* [What this task involves]: Return all lines below containing the word "upper".

[Start of Record excerpts]

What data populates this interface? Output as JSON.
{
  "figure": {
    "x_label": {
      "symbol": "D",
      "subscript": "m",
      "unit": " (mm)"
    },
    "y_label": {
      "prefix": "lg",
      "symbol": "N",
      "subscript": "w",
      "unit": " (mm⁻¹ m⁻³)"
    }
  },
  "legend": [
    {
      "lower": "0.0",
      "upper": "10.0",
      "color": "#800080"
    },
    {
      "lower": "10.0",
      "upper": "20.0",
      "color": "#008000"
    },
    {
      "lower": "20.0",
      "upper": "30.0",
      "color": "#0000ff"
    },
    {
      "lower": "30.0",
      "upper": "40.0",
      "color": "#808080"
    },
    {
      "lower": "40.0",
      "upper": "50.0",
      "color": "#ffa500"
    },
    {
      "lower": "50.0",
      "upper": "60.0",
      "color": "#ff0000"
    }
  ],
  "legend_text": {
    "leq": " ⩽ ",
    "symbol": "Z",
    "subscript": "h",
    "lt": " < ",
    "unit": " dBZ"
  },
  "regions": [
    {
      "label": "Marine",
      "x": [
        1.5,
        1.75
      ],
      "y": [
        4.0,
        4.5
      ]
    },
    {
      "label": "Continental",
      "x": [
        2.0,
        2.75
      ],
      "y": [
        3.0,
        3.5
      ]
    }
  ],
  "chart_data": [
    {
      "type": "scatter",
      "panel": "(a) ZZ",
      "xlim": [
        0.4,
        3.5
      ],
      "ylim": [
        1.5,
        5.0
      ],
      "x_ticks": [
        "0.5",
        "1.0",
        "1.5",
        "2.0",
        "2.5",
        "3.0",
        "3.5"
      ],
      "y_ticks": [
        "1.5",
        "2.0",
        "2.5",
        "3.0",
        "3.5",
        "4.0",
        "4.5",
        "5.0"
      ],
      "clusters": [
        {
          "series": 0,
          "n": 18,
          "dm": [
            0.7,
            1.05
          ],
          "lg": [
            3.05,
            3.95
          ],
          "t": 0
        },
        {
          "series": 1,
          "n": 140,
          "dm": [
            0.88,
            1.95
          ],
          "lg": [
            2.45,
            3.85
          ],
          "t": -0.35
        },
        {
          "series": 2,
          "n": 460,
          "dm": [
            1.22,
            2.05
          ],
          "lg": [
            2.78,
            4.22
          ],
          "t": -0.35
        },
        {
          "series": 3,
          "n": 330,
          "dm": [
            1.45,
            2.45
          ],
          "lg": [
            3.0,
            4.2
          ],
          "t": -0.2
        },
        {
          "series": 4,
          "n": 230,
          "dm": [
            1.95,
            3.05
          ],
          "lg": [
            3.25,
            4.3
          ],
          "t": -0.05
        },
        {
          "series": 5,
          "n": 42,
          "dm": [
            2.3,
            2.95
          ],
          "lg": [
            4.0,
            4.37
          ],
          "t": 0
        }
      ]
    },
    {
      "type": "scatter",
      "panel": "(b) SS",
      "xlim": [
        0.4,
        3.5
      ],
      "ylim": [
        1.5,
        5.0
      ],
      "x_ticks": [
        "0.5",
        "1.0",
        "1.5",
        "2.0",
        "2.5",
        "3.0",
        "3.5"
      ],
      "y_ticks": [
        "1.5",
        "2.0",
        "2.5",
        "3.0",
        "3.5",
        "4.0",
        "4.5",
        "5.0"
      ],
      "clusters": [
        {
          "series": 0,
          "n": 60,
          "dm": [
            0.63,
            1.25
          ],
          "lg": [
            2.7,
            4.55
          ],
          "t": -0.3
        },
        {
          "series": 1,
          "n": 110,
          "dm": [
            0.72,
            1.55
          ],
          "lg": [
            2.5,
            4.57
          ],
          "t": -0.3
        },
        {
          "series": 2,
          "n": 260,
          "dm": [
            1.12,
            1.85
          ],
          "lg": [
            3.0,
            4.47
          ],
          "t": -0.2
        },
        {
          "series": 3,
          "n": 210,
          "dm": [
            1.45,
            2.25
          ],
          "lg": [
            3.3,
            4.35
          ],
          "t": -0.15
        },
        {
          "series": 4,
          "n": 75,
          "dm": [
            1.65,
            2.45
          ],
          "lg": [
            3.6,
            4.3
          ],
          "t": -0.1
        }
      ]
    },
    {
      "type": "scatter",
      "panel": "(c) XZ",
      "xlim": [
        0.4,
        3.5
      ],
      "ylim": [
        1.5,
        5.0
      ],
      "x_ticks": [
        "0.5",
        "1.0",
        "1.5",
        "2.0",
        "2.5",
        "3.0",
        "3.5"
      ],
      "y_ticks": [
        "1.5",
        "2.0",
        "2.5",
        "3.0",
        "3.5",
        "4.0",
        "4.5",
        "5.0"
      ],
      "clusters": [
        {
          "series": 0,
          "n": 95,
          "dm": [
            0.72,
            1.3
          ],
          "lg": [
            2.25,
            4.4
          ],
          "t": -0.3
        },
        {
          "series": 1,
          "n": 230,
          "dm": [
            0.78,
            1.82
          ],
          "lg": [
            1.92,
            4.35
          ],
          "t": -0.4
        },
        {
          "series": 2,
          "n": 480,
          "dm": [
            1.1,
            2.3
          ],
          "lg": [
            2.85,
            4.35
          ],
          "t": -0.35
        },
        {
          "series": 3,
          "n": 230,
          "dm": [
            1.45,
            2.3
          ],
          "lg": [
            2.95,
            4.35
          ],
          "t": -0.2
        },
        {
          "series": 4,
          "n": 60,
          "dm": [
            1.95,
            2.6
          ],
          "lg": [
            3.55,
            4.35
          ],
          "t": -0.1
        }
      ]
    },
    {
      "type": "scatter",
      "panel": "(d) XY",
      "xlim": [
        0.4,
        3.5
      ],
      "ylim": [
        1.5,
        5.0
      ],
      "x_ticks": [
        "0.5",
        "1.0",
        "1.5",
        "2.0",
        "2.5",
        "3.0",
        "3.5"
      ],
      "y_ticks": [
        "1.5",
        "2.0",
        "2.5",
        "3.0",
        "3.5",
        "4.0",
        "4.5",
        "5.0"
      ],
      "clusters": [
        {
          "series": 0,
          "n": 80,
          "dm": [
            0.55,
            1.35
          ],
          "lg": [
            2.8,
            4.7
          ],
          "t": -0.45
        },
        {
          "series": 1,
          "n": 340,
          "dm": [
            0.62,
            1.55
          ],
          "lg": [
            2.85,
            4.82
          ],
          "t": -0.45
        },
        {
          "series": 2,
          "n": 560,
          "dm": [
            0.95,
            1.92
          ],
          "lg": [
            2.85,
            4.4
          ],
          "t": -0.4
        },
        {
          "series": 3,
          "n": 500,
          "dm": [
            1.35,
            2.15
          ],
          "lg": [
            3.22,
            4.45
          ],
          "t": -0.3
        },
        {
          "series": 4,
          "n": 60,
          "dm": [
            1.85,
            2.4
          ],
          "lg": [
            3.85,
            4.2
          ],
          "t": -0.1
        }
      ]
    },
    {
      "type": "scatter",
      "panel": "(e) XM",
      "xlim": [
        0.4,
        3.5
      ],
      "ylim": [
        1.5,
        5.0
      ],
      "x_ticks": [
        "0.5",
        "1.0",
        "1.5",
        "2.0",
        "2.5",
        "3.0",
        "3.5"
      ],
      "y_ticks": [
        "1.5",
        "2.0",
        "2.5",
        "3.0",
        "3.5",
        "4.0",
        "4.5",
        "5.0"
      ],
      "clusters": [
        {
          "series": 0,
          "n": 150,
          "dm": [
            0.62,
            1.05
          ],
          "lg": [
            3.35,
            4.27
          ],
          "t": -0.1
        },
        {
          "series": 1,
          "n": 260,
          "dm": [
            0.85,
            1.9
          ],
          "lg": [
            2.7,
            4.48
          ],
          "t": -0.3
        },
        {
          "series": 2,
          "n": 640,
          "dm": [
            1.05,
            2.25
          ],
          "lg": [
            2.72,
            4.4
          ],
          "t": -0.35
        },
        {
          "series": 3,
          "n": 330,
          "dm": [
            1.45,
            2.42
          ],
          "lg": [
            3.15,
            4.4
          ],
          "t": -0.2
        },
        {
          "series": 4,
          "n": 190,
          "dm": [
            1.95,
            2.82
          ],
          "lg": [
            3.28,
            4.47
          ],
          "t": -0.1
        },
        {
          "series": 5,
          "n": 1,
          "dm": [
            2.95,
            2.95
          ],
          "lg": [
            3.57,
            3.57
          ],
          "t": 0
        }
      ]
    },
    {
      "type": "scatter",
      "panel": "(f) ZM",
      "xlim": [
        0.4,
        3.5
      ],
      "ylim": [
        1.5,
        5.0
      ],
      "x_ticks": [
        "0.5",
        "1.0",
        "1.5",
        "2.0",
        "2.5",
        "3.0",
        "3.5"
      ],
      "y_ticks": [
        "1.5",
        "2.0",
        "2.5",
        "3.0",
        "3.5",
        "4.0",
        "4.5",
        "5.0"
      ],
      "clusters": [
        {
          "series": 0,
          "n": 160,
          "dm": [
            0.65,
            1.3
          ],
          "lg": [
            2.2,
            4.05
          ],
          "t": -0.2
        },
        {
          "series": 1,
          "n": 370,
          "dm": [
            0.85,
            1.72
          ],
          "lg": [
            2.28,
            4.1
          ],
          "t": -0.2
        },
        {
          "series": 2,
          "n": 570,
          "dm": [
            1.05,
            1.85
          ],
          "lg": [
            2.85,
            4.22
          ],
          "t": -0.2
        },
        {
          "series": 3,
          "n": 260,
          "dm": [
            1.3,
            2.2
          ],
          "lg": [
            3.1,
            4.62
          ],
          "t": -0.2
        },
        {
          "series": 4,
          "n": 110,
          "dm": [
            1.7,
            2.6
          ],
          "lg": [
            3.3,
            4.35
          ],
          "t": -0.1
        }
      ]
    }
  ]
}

[End of Record excerpts]

* [Written response]:
      "upper": "10.0",
      "upper": "20.0",
      "upper": "30.0",
      "upper": "40.0",
      "upper": "50.0",
      "upper": "60.0",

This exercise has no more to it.